Collected data:
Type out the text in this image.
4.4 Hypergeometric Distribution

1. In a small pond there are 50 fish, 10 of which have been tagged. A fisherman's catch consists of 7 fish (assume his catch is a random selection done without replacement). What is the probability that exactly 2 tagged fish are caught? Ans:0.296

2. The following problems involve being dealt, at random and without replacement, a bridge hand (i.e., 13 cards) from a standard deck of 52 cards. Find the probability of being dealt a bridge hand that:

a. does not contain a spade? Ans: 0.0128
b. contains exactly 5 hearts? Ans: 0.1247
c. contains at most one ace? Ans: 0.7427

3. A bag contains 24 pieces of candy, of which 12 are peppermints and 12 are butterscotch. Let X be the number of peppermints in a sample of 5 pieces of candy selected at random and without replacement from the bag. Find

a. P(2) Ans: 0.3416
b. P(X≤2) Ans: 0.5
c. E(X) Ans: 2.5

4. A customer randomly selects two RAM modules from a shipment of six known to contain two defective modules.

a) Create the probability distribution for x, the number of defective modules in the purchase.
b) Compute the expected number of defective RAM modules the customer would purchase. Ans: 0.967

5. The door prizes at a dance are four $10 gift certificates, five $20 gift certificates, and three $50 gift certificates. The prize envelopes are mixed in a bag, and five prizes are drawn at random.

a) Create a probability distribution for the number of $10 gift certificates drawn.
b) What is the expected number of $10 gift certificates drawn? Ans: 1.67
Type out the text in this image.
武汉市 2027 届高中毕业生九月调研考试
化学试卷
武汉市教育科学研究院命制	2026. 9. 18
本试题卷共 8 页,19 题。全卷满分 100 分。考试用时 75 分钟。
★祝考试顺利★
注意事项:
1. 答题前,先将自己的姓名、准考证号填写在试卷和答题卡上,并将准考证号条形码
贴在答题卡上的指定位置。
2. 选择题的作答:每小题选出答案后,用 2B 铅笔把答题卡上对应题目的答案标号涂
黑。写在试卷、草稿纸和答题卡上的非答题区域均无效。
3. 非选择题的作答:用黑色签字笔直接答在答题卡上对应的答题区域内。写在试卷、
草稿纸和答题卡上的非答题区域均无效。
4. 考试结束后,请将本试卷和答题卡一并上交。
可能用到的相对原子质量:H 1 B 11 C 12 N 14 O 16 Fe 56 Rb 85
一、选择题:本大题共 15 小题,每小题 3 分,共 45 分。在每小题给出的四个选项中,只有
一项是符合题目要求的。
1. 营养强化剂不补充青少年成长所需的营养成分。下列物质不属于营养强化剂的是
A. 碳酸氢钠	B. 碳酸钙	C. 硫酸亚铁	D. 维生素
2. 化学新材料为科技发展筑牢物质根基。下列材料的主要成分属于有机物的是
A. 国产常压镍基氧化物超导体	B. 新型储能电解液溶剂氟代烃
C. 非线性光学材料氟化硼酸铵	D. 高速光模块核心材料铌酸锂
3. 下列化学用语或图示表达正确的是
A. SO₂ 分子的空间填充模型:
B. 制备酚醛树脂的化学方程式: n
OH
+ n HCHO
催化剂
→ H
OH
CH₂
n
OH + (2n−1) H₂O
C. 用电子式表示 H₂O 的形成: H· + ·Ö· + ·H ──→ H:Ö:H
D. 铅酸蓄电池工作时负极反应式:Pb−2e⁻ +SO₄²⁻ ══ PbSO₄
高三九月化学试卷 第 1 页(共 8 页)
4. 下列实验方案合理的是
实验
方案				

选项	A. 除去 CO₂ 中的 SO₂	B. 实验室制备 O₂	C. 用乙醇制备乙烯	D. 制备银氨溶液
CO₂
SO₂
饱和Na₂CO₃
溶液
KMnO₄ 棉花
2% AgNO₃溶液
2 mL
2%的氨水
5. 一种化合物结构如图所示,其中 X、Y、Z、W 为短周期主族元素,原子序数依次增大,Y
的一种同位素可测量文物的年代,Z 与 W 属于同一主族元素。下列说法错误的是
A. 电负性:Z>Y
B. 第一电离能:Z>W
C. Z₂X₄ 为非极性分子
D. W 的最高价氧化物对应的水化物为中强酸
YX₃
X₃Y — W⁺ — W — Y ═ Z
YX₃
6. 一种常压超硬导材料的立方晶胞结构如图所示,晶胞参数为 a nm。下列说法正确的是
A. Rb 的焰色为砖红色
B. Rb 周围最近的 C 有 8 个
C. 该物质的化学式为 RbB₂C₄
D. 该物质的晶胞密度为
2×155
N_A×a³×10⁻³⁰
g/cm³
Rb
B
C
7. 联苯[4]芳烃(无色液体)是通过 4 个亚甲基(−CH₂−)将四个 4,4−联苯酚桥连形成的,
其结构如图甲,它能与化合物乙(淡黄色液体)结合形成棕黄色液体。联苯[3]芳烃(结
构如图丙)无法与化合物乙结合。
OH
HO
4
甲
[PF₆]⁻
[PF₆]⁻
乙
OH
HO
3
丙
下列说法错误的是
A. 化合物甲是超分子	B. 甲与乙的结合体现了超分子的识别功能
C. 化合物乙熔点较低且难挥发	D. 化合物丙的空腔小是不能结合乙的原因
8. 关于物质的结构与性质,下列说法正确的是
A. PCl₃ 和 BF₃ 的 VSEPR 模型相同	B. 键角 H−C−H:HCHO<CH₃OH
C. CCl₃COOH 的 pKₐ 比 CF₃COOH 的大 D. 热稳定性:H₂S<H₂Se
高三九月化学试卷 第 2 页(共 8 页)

EXERCISE REQUIREMENTS → Write out every entry above, word for word.

WRITTEN RESPONSE →
Type out the text in this image.
4.4 Hypergeometric Distribution

1. In a small pond there are 50 fish, 10 of which have been tagged. A fisherman's catch consists of 7 fish (assume his catch is a random selection done without replacement). What is the probability that exactly 2 tagged fish are caught? Ans:0.296

2. The following problems involve being dealt, at random and without replacement, a bridge hand (i.e., 13 cards) from a standard deck of 52 cards. Find the probability of being dealt a bridge hand that:

a. does not contain a spade? Ans: 0.0128
b. contains exactly 5 hearts? Ans: 0.1247
c. contains at most one ace? Ans: 0.7427

3. A bag contains 24 pieces of candy, of which 12 are peppermints and 12 are butterscotch. Let X be the number of peppermints in a sample of 5 pieces of candy selected at random and without replacement from the bag. Find

a. P(2) Ans: 0.3416
b. P(X≤2) Ans: 0.5
c. E(X) Ans: 2.5

4. A customer randomly selects two RAM modules from a shipment of six known to contain two defective modules.

a) Create the probability distribution for x, the number of defective modules in the purchase.
b) Compute the expected number of defective RAM modules the customer would purchase. Ans: 0.967

5. The door prizes at a dance are four $10 gift certificates, five $20 gift certificates, and three $50 gift certificates. The prize envelopes are mixed in a bag, and five prizes are drawn at random.

a) Create a probability distribution for the number of $10 gift certificates drawn.
b) What is the expected number of $10 gift certificates drawn? Ans: 1.67
Type out the text in this image.
武汉市 2027 届高中毕业生九月调研考试
化学试卷
武汉市教育科学研究院命制	2026. 9. 18
本试题卷共 8 页,19 题。全卷满分 100 分。考试用时 75 分钟。
★祝考试顺利★
注意事项:
1. 答题前,先将自己的姓名、准考证号填写在试卷和答题卡上,并将准考证号条形码
贴在答题卡上的指定位置。
2. 选择题的作答:每小题选出答案后,用 2B 铅笔把答题卡上对应题目的答案标号涂
黑。写在试卷、草稿纸和答题卡上的非答题区域均无效。
3. 非选择题的作答:用黑色签字笔直接答在答题卡上对应的答题区域内。写在试卷、
草稿纸和答题卡上的非答题区域均无效。
4. 考试结束后,请将本试卷和答题卡一并上交。
可能用到的相对原子质量:H 1 B 11 C 12 N 14 O 16 Fe 56 Rb 85
一、选择题:本大题共 15 小题,每小题 3 分,共 45 分。在每小题给出的四个选项中,只有
一项是符合题目要求的。
1. 营养强化剂不补充青少年成长所需的营养成分。下列物质不属于营养强化剂的是
A. 碳酸氢钠	B. 碳酸钙	C. 硫酸亚铁	D. 维生素
2. 化学新材料为科技发展筑牢物质根基。下列材料的主要成分属于有机物的是
A. 国产常压镍基氧化物超导体	B. 新型储能电解液溶剂氟代烃
C. 非线性光学材料氟化硼酸铵	D. 高速光模块核心材料铌酸锂
3. 下列化学用语或图示表达正确的是
A. SO₂ 分子的空间填充模型:
B. 制备酚醛树脂的化学方程式: n
OH
+ n HCHO
催化剂
→ H
OH
CH₂
n
OH + (2n−1) H₂O
C. 用电子式表示 H₂O 的形成: H· + ·Ö· + ·H ──→ H:Ö:H
D. 铅酸蓄电池工作时负极反应式:Pb−2e⁻ +SO₄²⁻ ══ PbSO₄
高三九月化学试卷 第 1 页(共 8 页)
4. 下列实验方案合理的是
实验
方案				

选项	A. 除去 CO₂ 中的 SO₂	B. 实验室制备 O₂	C. 用乙醇制备乙烯	D. 制备银氨溶液
CO₂
SO₂
饱和Na₂CO₃
溶液
KMnO₄ 棉花
2% AgNO₃溶液
2 mL
2%的氨水
5. 一种化合物结构如图所示,其中 X、Y、Z、W 为短周期主族元素,原子序数依次增大,Y
的一种同位素可测量文物的年代,Z 与 W 属于同一主族元素。下列说法错误的是
A. 电负性:Z>Y
B. 第一电离能:Z>W
C. Z₂X₄ 为非极性分子
D. W 的最高价氧化物对应的水化物为中强酸
YX₃
X₃Y — W⁺ — W — Y ═ Z
YX₃
6. 一种常压超硬导材料的立方晶胞结构如图所示,晶胞参数为 a nm。下列说法正确的是
A. Rb 的焰色为砖红色
B. Rb 周围最近的 C 有 8 个
C. 该物质的化学式为 RbB₂C₄
D. 该物质的晶胞密度为
2×155
N_A×a³×10⁻³⁰
g/cm³
Rb
B
C
7. 联苯[4]芳烃(无色液体)是通过 4 个亚甲基(−CH₂−)将四个 4,4−联苯酚桥连形成的,
其结构如图甲,它能与化合物乙(淡黄色液体)结合形成棕黄色液体。联苯[3]芳烃(结
构如图丙)无法与化合物乙结合。
OH
HO
4
甲
[PF₆]⁻
[PF₆]⁻
乙
OH
HO
3
丙
下列说法错误的是
A. 化合物甲是超分子	B. 甲与乙的结合体现了超分子的识别功能
C. 化合物乙熔点较低且难挥发	D. 化合物丙的空腔小是不能结合乙的原因
8. 关于物质的结构与性质,下列说法正确的是
A. PCl₃ 和 BF₃ 的 VSEPR 模型相同	B. 键角 H−C−H:HCHO<CH₃OH
C. CCl₃COOH 的 pKₐ 比 CF₃COOH 的大 D. 热稳定性:H₂S<H₂Se
高三九月化学试卷 第 2 页(共 8 页)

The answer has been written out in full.